EXTRACTED RECORDS.
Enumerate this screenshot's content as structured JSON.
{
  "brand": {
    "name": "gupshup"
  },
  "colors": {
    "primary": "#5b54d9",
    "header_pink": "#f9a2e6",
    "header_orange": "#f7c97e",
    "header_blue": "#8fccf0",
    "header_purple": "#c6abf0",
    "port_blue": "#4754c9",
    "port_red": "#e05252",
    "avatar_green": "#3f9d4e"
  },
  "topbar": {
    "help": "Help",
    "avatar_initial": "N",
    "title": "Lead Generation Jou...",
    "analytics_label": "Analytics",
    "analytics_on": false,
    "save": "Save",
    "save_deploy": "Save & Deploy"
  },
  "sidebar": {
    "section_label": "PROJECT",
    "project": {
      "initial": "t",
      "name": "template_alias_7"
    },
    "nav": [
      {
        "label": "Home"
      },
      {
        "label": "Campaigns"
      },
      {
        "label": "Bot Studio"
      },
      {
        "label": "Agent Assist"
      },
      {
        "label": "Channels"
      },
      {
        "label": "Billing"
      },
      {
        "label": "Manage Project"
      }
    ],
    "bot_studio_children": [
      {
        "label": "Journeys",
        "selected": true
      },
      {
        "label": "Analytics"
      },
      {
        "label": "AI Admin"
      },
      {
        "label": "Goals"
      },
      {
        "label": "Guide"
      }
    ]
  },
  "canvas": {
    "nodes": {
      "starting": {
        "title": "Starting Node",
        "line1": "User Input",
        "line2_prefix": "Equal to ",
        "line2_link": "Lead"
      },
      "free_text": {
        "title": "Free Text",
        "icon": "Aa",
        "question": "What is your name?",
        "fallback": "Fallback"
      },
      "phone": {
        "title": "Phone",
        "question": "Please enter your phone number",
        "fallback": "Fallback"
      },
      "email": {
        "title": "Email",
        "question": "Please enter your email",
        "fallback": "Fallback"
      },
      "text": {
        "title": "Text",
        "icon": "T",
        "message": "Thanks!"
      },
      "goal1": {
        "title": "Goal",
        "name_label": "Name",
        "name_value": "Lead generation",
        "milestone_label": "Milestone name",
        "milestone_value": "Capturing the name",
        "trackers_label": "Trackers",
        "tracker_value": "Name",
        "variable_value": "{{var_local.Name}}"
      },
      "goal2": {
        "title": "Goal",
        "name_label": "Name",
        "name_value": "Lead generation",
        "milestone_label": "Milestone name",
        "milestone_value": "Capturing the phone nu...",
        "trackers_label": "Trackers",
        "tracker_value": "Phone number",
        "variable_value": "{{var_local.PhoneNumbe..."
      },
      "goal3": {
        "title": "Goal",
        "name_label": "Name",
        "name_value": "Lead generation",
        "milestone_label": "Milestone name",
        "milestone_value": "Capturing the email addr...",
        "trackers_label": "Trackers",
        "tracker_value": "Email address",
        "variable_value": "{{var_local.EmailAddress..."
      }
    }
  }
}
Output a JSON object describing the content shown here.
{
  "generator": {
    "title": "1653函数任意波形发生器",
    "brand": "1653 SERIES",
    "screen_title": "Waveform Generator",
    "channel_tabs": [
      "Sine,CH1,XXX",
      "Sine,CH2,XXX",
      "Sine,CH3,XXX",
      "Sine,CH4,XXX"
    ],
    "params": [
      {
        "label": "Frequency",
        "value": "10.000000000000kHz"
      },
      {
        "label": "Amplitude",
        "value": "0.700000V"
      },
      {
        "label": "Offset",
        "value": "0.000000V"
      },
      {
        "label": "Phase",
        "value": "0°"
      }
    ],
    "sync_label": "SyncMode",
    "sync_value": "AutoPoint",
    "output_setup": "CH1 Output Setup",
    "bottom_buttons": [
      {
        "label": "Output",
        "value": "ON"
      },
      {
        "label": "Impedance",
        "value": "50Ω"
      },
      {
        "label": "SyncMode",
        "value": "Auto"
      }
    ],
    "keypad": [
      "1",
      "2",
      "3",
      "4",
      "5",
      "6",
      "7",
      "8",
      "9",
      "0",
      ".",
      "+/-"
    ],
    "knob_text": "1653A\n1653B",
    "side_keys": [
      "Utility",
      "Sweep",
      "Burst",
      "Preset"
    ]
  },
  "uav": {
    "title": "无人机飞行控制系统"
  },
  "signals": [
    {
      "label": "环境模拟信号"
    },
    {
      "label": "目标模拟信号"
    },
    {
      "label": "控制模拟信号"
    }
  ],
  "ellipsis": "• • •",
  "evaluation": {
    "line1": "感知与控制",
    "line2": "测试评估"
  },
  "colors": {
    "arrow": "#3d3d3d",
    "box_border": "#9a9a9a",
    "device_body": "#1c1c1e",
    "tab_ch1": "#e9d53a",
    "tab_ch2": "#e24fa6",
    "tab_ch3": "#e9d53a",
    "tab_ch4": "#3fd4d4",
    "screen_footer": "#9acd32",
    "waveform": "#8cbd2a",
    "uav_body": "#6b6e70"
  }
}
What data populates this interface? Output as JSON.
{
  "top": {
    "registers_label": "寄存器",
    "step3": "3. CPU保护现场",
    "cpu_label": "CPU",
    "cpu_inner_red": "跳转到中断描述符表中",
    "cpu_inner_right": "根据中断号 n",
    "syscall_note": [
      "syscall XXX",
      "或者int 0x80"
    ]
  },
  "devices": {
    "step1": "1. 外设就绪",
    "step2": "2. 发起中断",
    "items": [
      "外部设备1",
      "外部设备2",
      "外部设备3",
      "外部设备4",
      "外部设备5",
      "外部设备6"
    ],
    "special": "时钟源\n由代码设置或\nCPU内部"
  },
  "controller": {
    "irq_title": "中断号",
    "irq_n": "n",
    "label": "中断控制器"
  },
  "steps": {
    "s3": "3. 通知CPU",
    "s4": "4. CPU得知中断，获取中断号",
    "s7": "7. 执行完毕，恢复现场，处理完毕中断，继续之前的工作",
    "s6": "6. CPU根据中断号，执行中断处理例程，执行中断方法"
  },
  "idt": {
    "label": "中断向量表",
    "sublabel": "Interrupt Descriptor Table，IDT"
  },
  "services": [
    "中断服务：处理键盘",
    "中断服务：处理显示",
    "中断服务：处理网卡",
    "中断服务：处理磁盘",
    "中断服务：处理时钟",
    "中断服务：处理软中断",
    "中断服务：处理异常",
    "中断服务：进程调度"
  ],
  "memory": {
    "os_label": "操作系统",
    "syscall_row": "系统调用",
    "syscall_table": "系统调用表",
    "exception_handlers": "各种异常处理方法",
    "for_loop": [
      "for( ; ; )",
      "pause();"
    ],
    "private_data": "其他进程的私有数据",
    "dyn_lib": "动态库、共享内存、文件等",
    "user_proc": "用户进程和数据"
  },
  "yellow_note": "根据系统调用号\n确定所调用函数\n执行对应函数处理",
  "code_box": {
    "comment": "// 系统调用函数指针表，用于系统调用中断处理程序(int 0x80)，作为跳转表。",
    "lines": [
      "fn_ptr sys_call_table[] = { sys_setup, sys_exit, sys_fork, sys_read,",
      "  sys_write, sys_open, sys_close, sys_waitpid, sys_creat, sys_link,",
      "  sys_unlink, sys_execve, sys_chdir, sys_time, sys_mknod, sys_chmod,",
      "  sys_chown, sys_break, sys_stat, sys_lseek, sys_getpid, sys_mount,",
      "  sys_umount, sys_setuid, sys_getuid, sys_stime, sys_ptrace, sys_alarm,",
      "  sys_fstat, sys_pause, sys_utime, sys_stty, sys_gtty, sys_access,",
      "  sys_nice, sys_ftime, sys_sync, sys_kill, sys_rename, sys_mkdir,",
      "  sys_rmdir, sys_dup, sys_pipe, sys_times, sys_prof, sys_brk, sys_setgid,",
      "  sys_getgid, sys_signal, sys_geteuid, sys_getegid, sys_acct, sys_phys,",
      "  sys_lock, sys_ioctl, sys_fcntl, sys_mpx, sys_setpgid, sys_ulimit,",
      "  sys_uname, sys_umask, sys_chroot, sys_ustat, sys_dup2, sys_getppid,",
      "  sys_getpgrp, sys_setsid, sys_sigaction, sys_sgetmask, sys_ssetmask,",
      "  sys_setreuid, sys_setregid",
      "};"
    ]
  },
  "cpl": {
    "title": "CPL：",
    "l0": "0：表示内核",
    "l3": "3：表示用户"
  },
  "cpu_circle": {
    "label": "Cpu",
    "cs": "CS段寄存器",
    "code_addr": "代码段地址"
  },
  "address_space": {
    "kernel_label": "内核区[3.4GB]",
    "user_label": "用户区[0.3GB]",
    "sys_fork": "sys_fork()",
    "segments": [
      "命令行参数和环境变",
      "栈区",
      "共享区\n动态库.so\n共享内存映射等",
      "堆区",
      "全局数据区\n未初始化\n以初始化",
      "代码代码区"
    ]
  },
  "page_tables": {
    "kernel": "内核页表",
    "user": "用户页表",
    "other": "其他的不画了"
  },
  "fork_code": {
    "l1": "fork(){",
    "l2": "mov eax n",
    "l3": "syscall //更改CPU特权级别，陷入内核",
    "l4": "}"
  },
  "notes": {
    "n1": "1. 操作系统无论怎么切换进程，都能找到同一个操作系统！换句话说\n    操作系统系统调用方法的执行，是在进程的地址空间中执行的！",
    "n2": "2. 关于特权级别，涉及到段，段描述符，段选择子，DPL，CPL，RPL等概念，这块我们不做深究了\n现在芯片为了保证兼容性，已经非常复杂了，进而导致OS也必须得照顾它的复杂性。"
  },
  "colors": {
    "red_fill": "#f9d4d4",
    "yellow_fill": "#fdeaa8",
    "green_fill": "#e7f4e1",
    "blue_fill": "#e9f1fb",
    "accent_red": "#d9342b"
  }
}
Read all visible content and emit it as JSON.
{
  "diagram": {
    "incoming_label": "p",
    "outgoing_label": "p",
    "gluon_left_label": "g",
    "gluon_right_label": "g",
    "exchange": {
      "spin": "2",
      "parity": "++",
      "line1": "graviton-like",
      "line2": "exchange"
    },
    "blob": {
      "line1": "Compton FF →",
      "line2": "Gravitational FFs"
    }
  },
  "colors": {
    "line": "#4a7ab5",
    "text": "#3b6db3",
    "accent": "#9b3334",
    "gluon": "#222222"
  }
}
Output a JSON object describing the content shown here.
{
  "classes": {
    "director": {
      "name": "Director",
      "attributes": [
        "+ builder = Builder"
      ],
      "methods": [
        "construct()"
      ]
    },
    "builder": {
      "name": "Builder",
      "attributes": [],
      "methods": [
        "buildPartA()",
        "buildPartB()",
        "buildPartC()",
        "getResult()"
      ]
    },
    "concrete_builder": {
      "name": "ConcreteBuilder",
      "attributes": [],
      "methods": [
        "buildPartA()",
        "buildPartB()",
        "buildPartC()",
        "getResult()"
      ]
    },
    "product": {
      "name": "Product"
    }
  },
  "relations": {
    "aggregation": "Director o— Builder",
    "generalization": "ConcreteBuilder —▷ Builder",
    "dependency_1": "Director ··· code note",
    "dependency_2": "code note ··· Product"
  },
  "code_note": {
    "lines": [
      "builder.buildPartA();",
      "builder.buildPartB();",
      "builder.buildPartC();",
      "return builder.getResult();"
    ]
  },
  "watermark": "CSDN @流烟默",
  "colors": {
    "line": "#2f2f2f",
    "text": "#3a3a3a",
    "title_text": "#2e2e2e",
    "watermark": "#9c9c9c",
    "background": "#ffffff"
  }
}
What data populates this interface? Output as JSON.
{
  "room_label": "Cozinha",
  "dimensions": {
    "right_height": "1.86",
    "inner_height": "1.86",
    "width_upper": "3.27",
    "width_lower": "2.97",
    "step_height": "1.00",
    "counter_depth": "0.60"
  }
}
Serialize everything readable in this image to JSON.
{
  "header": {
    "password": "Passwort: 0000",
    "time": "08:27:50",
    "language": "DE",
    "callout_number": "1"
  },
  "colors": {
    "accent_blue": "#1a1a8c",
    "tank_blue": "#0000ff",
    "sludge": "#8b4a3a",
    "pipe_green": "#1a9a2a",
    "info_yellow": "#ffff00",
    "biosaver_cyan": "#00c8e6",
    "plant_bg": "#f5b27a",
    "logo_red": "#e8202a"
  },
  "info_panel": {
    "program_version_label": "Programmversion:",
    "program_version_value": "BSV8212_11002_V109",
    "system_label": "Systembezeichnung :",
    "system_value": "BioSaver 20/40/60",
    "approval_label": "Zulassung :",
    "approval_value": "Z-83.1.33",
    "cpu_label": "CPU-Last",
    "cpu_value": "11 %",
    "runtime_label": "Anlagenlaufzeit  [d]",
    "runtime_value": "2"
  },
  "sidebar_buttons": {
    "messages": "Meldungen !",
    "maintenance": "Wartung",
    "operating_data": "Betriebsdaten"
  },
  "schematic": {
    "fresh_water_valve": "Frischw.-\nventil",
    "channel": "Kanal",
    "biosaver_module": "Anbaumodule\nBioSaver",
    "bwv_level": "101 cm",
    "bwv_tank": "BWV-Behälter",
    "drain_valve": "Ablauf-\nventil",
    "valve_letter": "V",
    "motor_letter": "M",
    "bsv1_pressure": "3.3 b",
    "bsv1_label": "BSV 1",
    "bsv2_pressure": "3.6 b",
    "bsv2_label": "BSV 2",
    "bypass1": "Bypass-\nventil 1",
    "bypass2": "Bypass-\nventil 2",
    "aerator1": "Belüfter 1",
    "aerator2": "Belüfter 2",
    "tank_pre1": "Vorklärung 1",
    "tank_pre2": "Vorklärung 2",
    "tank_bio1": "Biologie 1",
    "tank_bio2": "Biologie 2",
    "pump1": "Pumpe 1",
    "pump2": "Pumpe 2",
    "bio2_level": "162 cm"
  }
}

WHAT TO WORK ON. Copy each line above that contains the string "your".

TASK OUTPUT.
        "question": "What is your name?",
        "question": "Please enter your phone number",
        "question": "Please enter your email",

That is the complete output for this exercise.